Look over the entries that follow and work out how many lines contain "https". State the number only.

— start of Data shown —

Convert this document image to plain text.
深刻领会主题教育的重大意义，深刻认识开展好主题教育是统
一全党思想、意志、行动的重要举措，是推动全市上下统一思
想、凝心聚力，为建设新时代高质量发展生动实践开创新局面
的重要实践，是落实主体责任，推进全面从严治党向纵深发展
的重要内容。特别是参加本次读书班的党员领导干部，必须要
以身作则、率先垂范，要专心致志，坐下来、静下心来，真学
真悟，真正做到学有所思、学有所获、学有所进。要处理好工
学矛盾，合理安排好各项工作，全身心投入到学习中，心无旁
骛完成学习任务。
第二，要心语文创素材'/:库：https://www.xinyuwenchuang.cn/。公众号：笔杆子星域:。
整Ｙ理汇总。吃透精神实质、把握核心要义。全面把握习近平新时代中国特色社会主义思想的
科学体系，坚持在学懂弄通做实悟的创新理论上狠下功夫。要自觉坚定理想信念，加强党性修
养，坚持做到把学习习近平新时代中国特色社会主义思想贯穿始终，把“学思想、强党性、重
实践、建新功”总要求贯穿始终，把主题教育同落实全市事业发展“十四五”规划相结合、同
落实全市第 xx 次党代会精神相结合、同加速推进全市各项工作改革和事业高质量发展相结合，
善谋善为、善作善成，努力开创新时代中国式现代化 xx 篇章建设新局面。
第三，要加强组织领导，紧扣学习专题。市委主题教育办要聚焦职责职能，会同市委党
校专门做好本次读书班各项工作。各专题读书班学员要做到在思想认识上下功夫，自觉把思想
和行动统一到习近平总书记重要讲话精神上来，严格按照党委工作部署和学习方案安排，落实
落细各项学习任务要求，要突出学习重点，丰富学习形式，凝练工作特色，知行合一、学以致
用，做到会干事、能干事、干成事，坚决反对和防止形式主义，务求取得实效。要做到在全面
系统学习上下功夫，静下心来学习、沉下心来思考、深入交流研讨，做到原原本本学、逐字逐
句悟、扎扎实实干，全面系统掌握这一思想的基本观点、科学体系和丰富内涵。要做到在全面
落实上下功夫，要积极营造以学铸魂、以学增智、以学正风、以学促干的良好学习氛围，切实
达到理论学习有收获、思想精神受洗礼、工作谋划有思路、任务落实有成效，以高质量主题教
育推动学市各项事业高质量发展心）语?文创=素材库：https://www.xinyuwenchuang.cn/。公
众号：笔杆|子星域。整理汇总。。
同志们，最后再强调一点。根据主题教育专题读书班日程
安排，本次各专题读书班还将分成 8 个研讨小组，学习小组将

— end of Data shown —

• Output of the exercise: 2